What this task involves -
Track down every line below that holds "agglomération" and copy it.

(Dataset rows)
>> BEGIN

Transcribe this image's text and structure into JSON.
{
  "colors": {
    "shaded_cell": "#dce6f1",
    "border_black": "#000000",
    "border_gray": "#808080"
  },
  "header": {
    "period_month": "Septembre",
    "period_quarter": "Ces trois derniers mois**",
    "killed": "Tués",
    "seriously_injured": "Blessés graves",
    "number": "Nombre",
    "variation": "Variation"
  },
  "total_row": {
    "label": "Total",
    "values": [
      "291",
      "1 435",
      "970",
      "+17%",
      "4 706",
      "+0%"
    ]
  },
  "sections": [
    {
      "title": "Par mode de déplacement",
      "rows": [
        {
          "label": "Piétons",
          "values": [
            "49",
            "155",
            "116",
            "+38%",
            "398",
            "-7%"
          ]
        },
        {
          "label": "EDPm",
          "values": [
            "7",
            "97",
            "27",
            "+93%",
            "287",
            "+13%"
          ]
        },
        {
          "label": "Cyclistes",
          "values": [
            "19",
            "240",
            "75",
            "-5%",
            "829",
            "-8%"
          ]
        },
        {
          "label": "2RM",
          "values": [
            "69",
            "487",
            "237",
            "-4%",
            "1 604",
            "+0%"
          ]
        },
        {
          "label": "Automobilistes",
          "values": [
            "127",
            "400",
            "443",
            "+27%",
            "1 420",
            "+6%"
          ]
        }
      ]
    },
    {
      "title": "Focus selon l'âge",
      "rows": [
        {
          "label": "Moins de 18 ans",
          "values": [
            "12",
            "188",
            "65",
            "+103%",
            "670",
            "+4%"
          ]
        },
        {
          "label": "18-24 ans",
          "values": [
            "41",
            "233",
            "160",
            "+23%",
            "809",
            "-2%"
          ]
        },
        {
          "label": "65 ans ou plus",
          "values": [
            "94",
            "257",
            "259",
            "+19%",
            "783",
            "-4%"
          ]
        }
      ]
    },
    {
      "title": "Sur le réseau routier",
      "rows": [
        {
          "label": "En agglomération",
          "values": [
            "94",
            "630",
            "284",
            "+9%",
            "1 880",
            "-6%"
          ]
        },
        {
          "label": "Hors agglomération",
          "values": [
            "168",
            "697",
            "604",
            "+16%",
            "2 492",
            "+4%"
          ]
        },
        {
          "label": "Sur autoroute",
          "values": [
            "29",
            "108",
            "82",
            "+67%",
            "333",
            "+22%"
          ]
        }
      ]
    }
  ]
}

>> END

Exercise solution -
          "label": "En agglomération",
          "label": "Hors agglomération",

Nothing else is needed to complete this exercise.